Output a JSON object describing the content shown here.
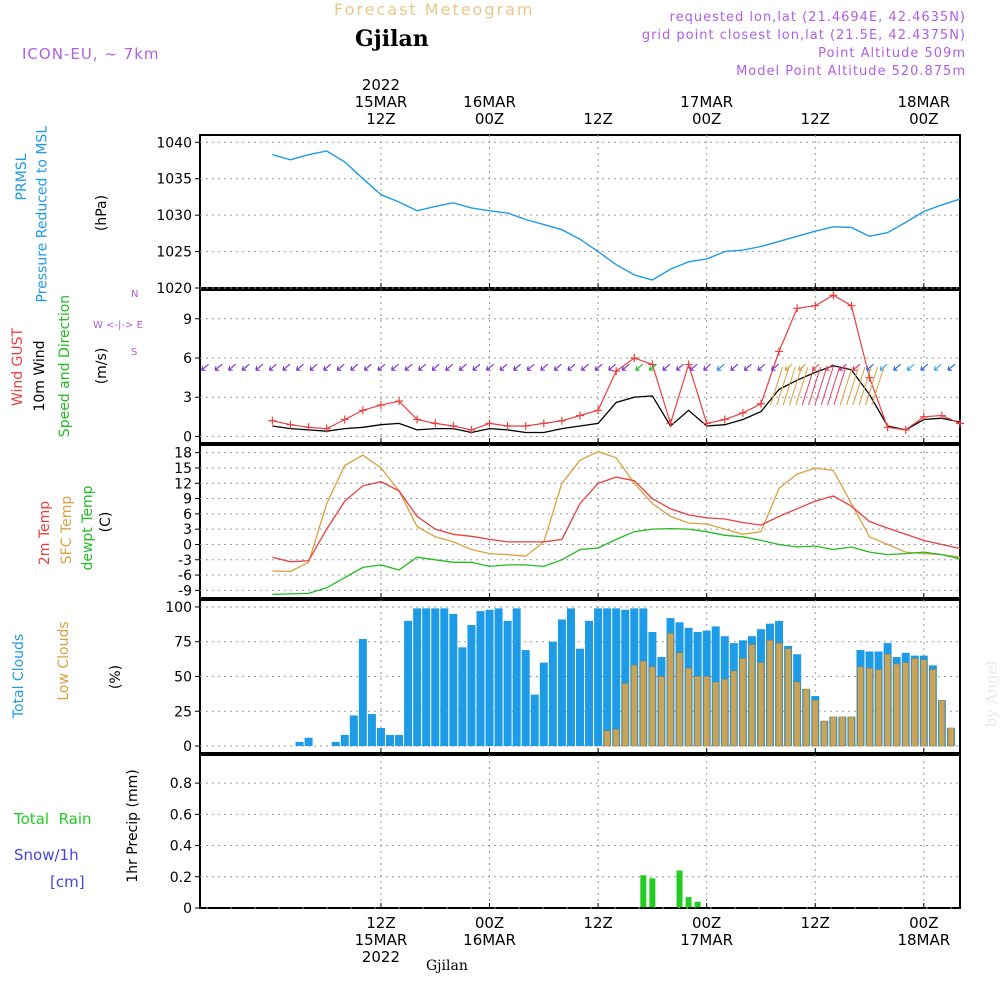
{
  "header": {
    "title_faint": "Forecast Meteogram",
    "location": "Gjilan",
    "model": "ICON-EU, ~ 7km",
    "requested": "requested lon,lat (21.4694E, 42.4635N)",
    "grid_point": "grid point closest lon,lat (21.5E, 42.4375N)",
    "point_alt": "Point Altitude 509m",
    "model_alt": "Model Point Altitude 520.875m"
  },
  "top_time_labels": [
    {
      "line1": "2022",
      "line2": "15MAR",
      "line3": "12Z"
    },
    {
      "line1": "",
      "line2": "16MAR",
      "line3": "00Z"
    },
    {
      "line1": "",
      "line2": "",
      "line3": "12Z"
    },
    {
      "line1": "",
      "line2": "17MAR",
      "line3": "00Z"
    },
    {
      "line1": "",
      "line2": "",
      "line3": "12Z"
    },
    {
      "line1": "",
      "line2": "18MAR",
      "line3": "00Z"
    }
  ],
  "bottom_time_labels": [
    {
      "line1": "12Z",
      "line2": "15MAR",
      "line3": "2022"
    },
    {
      "line1": "00Z",
      "line2": "16MAR",
      "line3": ""
    },
    {
      "line1": "12Z",
      "line2": "",
      "line3": ""
    },
    {
      "line1": "00Z",
      "line2": "17MAR",
      "line3": ""
    },
    {
      "line1": "12Z",
      "line2": "",
      "line3": ""
    },
    {
      "line1": "00Z",
      "line2": "18MAR",
      "line3": ""
    }
  ],
  "footer_location": "Gjilan",
  "watermark": "by Angel",
  "panel_labels": {
    "pressure": [
      "PRMSL",
      "Pressure Reduced to MSL",
      "(hPa)"
    ],
    "wind": [
      "Wind GUST",
      "10m Wind",
      "Speed and Direction",
      "(m/s)"
    ],
    "compass": [
      "N",
      "W <-|-> E",
      "S"
    ],
    "temp": [
      "2m Temp",
      "SFC Temp",
      "dewpt Temp",
      "(C)"
    ],
    "clouds": [
      "Total Clouds",
      "Low Clouds",
      "(%)"
    ],
    "precip": [
      "Total  Rain",
      "Snow/1h",
      "[cm]",
      "1hr Precip (mm)"
    ]
  },
  "colors": {
    "pressure": "#1e9be6",
    "gust": "#e84040",
    "wind": "#000000",
    "temp2m": "#e84040",
    "sfctemp": "#d9a040",
    "dewpt": "#22bb22",
    "total_clouds": "#1e9be6",
    "low_clouds": "#c8a45a",
    "rain": "#22cc22",
    "snow": "#4444dd",
    "header": "#b060e0"
  },
  "chart_data": [
    {
      "type": "line",
      "title": "PRMSL Pressure Reduced to MSL",
      "ylabel": "(hPa)",
      "ylim": [
        1020,
        1041
      ],
      "yticks": [
        1020,
        1025,
        1030,
        1035,
        1040
      ],
      "x_hours": [
        0,
        2,
        4,
        6,
        8,
        10,
        12,
        14,
        16,
        18,
        20,
        22,
        24,
        26,
        28,
        30,
        32,
        34,
        36,
        38,
        40,
        42,
        44,
        46,
        48,
        50,
        52,
        54,
        56,
        58,
        60,
        62,
        64,
        66,
        68,
        70,
        72,
        74,
        76
      ],
      "series": [
        {
          "name": "PRMSL",
          "values": [
            1038.3,
            1037.6,
            1038.3,
            1038.8,
            1037.3,
            1035.0,
            1032.8,
            1031.8,
            1030.6,
            1031.2,
            1031.7,
            1031.0,
            1030.6,
            1030.3,
            1029.4,
            1028.7,
            1028.0,
            1026.7,
            1025.0,
            1023.2,
            1021.8,
            1021.1,
            1022.6,
            1023.6,
            1024.0,
            1025.0,
            1025.2,
            1025.7,
            1026.4,
            1027.1,
            1027.8,
            1028.4,
            1028.3,
            1027.1,
            1027.6,
            1029.0,
            1030.5,
            1031.4,
            1032.2
          ]
        }
      ]
    },
    {
      "type": "line",
      "title": "Wind GUST / 10m Wind Speed and Direction",
      "ylabel": "(m/s)",
      "ylim": [
        -0.5,
        11.2
      ],
      "yticks": [
        0,
        3,
        6,
        9
      ],
      "x_hours": [
        0,
        2,
        4,
        6,
        8,
        10,
        12,
        14,
        16,
        18,
        20,
        22,
        24,
        26,
        28,
        30,
        32,
        34,
        36,
        38,
        40,
        42,
        44,
        46,
        48,
        50,
        52,
        54,
        56,
        58,
        60,
        62,
        64,
        66,
        68,
        70,
        72,
        74,
        76
      ],
      "series": [
        {
          "name": "Wind GUST",
          "values": [
            1.2,
            0.9,
            0.7,
            0.6,
            1.3,
            2.0,
            2.4,
            2.7,
            1.3,
            1.0,
            0.8,
            0.5,
            1.0,
            0.8,
            0.8,
            1.0,
            1.2,
            1.6,
            2.0,
            5.0,
            6.0,
            5.5,
            1.0,
            5.5,
            1.0,
            1.3,
            1.8,
            2.5,
            6.5,
            9.8,
            10.0,
            10.8,
            10.0,
            4.5,
            0.7,
            0.5,
            1.5,
            1.6,
            1.0
          ]
        },
        {
          "name": "10m Wind",
          "values": [
            0.8,
            0.6,
            0.5,
            0.4,
            0.6,
            0.7,
            0.9,
            1.0,
            0.5,
            0.6,
            0.6,
            0.3,
            0.6,
            0.5,
            0.3,
            0.3,
            0.6,
            0.8,
            1.0,
            2.6,
            3.0,
            3.1,
            0.8,
            2.0,
            0.8,
            0.9,
            1.3,
            1.9,
            3.6,
            4.3,
            4.9,
            5.4,
            5.1,
            3.2,
            0.8,
            0.5,
            1.3,
            1.4,
            1.1
          ]
        }
      ],
      "arrow_row_y": 5.3
    },
    {
      "type": "line",
      "title": "2m Temp / SFC Temp / dewpt Temp",
      "ylabel": "(C)",
      "ylim": [
        -10.5,
        19.5
      ],
      "yticks": [
        -9,
        -6,
        -3,
        0,
        3,
        6,
        9,
        12,
        15,
        18
      ],
      "x_hours": [
        0,
        2,
        4,
        6,
        8,
        10,
        12,
        14,
        16,
        18,
        20,
        22,
        24,
        26,
        28,
        30,
        32,
        34,
        36,
        38,
        40,
        42,
        44,
        46,
        48,
        50,
        52,
        54,
        56,
        58,
        60,
        62,
        64,
        66,
        68,
        70,
        72,
        74,
        76
      ],
      "series": [
        {
          "name": "2m Temp",
          "values": [
            -2.5,
            -3.4,
            -3.2,
            3.0,
            8.5,
            11.5,
            12.3,
            10.5,
            5.5,
            3.0,
            2.0,
            1.6,
            1.0,
            0.5,
            0.5,
            0.5,
            1.0,
            8.0,
            12.0,
            13.2,
            12.5,
            9.0,
            7.0,
            5.8,
            5.2,
            5.0,
            4.3,
            3.8,
            5.5,
            7.0,
            8.5,
            9.5,
            7.5,
            4.5,
            3.2,
            2.0,
            0.8,
            0.0,
            -0.8
          ]
        },
        {
          "name": "SFC Temp",
          "values": [
            -5.2,
            -5.3,
            -3.5,
            8.0,
            15.5,
            17.5,
            15.0,
            10.5,
            3.5,
            1.5,
            0.5,
            -1.0,
            -1.8,
            -2.0,
            -2.3,
            0.5,
            12.0,
            16.5,
            18.2,
            17.0,
            12.0,
            8.0,
            5.5,
            4.2,
            4.0,
            3.0,
            2.0,
            2.5,
            11.0,
            13.8,
            15.0,
            14.5,
            8.0,
            1.5,
            0.0,
            -1.5,
            -1.8,
            -2.0,
            -2.5
          ]
        },
        {
          "name": "dewpt Temp",
          "values": [
            -9.8,
            -9.7,
            -9.6,
            -8.5,
            -6.5,
            -4.5,
            -4.0,
            -5.0,
            -2.5,
            -3.0,
            -3.5,
            -3.5,
            -4.3,
            -4.0,
            -4.0,
            -4.3,
            -3.0,
            -1.0,
            -0.7,
            1.0,
            2.5,
            3.0,
            3.1,
            3.0,
            2.5,
            1.8,
            1.5,
            0.8,
            0.0,
            -0.5,
            -0.3,
            -1.0,
            -0.5,
            -1.5,
            -2.0,
            -1.8,
            -1.5,
            -2.0,
            -2.8
          ]
        }
      ]
    },
    {
      "type": "bar",
      "title": "Total Clouds / Low Clouds",
      "ylabel": "(%)",
      "ylim": [
        -5,
        105
      ],
      "yticks": [
        0,
        25,
        50,
        75,
        100
      ],
      "x_hours": [
        0,
        1,
        2,
        3,
        4,
        5,
        6,
        7,
        8,
        9,
        10,
        11,
        12,
        13,
        14,
        15,
        16,
        17,
        18,
        19,
        20,
        21,
        22,
        23,
        24,
        25,
        26,
        27,
        28,
        29,
        30,
        31,
        32,
        33,
        34,
        35,
        36,
        37,
        38,
        39,
        40,
        41,
        42,
        43,
        44,
        45,
        46,
        47,
        48,
        49,
        50,
        51,
        52,
        53,
        54,
        55,
        56,
        57,
        58,
        59,
        60,
        61,
        62,
        63,
        64,
        65,
        66,
        67,
        68,
        69,
        70,
        71,
        72,
        73,
        74,
        75
      ],
      "series": [
        {
          "name": "Total Clouds",
          "values": [
            0,
            0,
            0,
            3,
            6,
            0,
            0,
            3,
            8,
            22,
            77,
            23,
            13,
            8,
            8,
            90,
            99,
            99,
            99,
            99,
            95,
            71,
            87,
            97,
            98,
            99,
            90,
            99,
            69,
            37,
            60,
            75,
            91,
            99,
            70,
            90,
            99,
            99,
            99,
            98,
            99,
            99,
            82,
            64,
            92,
            89,
            85,
            82,
            83,
            86,
            79,
            74,
            76,
            79,
            84,
            88,
            90,
            72,
            66,
            41,
            36,
            18,
            21,
            21,
            21,
            69,
            68,
            68,
            74,
            64,
            67,
            65,
            65,
            58,
            33,
            13
          ]
        },
        {
          "name": "Low Clouds",
          "values": [
            0,
            0,
            0,
            0,
            0,
            0,
            0,
            0,
            0,
            0,
            0,
            0,
            0,
            0,
            0,
            0,
            0,
            0,
            0,
            0,
            0,
            0,
            0,
            0,
            0,
            0,
            0,
            0,
            0,
            0,
            0,
            0,
            0,
            0,
            0,
            0,
            0,
            11,
            12,
            45,
            58,
            61,
            57,
            50,
            81,
            67,
            56,
            50,
            50,
            46,
            48,
            54,
            63,
            73,
            60,
            76,
            74,
            70,
            46,
            41,
            33,
            18,
            21,
            21,
            21,
            57,
            56,
            55,
            66,
            59,
            60,
            63,
            62,
            55,
            33,
            13
          ]
        }
      ]
    },
    {
      "type": "bar",
      "title": "1hr Precip",
      "ylabel": "1hr Precip (mm)",
      "ylim": [
        0,
        0.98
      ],
      "yticks": [
        0,
        0.2,
        0.4,
        0.6,
        0.8
      ],
      "x_hours": [
        41,
        42,
        45,
        46,
        47
      ],
      "series": [
        {
          "name": "Total Rain",
          "values": [
            0.21,
            0.19,
            0.24,
            0.07,
            0.04
          ]
        }
      ]
    }
  ]
}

----

> [WHAT TO DO]:
Find the word "Gjilan" in the material, then list each line that holds it.

> [ANSWER TO THIS PROBLEM]:
    "location": "Gjilan",
  "footer_location": "Gjilan",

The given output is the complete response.